Recorded data
┌──
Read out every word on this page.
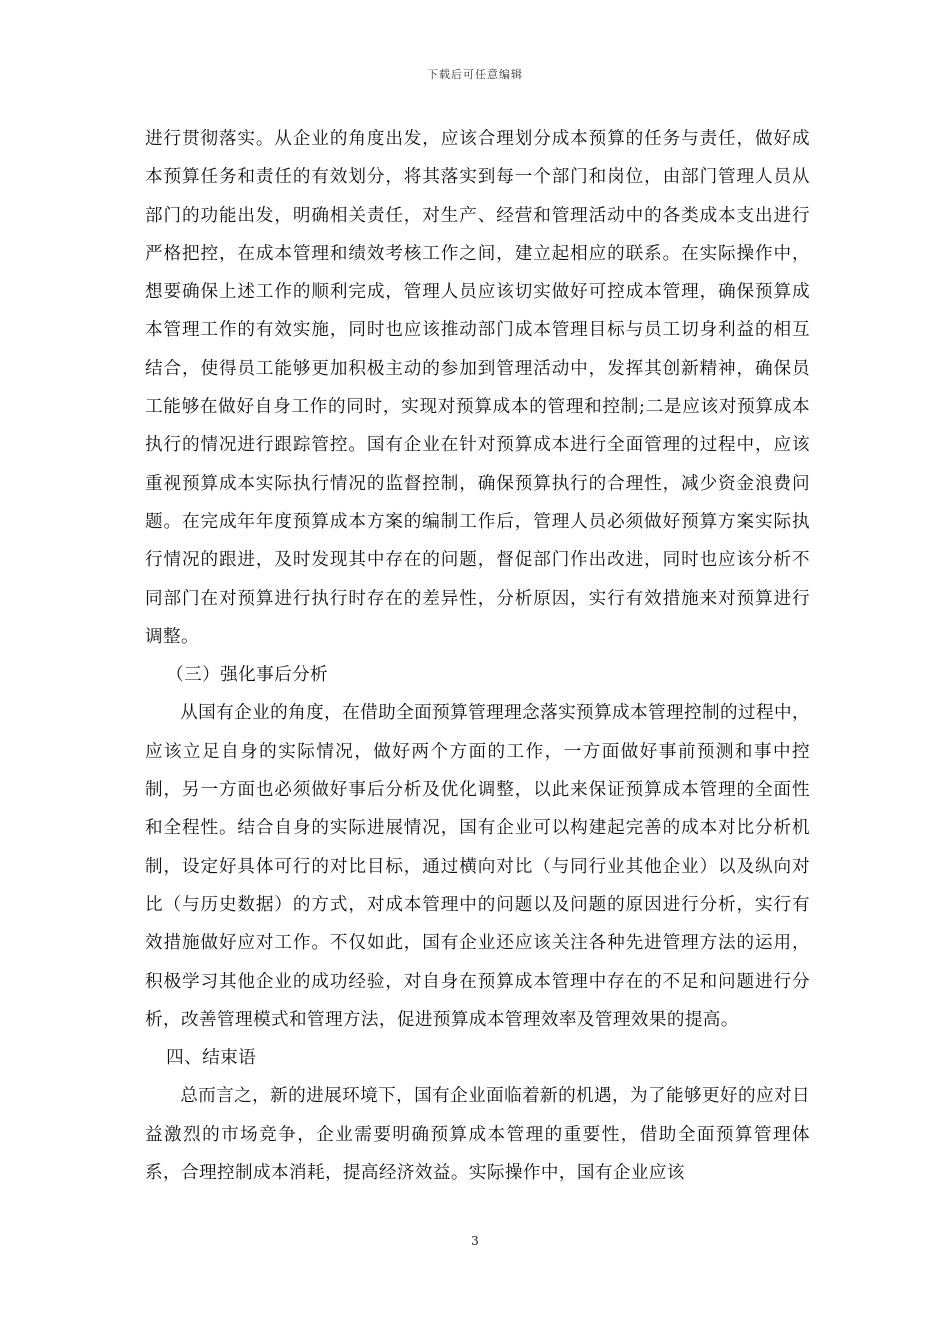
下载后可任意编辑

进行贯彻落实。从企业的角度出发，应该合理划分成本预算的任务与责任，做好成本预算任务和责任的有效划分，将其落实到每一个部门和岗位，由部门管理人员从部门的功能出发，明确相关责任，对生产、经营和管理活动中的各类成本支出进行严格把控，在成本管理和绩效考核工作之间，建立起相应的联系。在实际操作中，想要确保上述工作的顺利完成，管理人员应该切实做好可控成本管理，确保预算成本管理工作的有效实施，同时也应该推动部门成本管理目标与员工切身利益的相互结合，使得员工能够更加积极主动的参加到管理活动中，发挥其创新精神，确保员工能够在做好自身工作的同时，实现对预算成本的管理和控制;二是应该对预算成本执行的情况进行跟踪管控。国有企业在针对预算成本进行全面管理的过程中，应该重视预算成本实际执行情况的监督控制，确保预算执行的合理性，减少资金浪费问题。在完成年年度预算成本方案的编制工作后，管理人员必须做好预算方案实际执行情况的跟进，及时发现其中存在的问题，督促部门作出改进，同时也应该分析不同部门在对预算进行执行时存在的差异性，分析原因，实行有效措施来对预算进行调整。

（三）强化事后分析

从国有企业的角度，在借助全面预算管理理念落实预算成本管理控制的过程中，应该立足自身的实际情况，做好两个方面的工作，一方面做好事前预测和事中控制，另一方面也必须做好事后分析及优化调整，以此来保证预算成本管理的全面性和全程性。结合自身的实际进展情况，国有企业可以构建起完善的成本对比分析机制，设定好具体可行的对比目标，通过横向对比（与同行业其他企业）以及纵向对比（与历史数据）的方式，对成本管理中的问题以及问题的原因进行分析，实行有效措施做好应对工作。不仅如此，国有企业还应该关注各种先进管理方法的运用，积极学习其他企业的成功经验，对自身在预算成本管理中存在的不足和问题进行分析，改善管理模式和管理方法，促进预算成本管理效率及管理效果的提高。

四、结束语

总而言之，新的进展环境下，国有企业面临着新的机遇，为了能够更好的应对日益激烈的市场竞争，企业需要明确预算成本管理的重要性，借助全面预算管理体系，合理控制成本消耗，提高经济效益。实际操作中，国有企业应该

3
└──
### Direction
Your copy of the data above should match it exactly, except that pictures are left out.

### Reply
Read out every word on this page.
下载后可任意编辑

进行贯彻落实。从企业的角度出发，应该合理划分成本预算的任务与责任，做好成本预算任务和责任的有效划分，将其落实到每一个部门和岗位，由部门管理人员从部门的功能出发，明确相关责任，对生产、经营和管理活动中的各类成本支出进行严格把控，在成本管理和绩效考核工作之间，建立起相应的联系。在实际操作中，想要确保上述工作的顺利完成，管理人员应该切实做好可控成本管理，确保预算成本管理工作的有效实施，同时也应该推动部门成本管理目标与员工切身利益的相互结合，使得员工能够更加积极主动的参加到管理活动中，发挥其创新精神，确保员工能够在做好自身工作的同时，实现对预算成本的管理和控制;二是应该对预算成本执行的情况进行跟踪管控。国有企业在针对预算成本进行全面管理的过程中，应该重视预算成本实际执行情况的监督控制，确保预算执行的合理性，减少资金浪费问题。在完成年年度预算成本方案的编制工作后，管理人员必须做好预算方案实际执行情况的跟进，及时发现其中存在的问题，督促部门作出改进，同时也应该分析不同部门在对预算进行执行时存在的差异性，分析原因，实行有效措施来对预算进行调整。

（三）强化事后分析

从国有企业的角度，在借助全面预算管理理念落实预算成本管理控制的过程中，应该立足自身的实际情况，做好两个方面的工作，一方面做好事前预测和事中控制，另一方面也必须做好事后分析及优化调整，以此来保证预算成本管理的全面性和全程性。结合自身的实际进展情况，国有企业可以构建起完善的成本对比分析机制，设定好具体可行的对比目标，通过横向对比（与同行业其他企业）以及纵向对比（与历史数据）的方式，对成本管理中的问题以及问题的原因进行分析，实行有效措施做好应对工作。不仅如此，国有企业还应该关注各种先进管理方法的运用，积极学习其他企业的成功经验，对自身在预算成本管理中存在的不足和问题进行分析，改善管理模式和管理方法，促进预算成本管理效率及管理效果的提高。

四、结束语

总而言之，新的进展环境下，国有企业面临着新的机遇，为了能够更好的应对日益激烈的市场竞争，企业需要明确预算成本管理的重要性，借助全面预算管理体系，合理控制成本消耗，提高经济效益。实际操作中，国有企业应该

3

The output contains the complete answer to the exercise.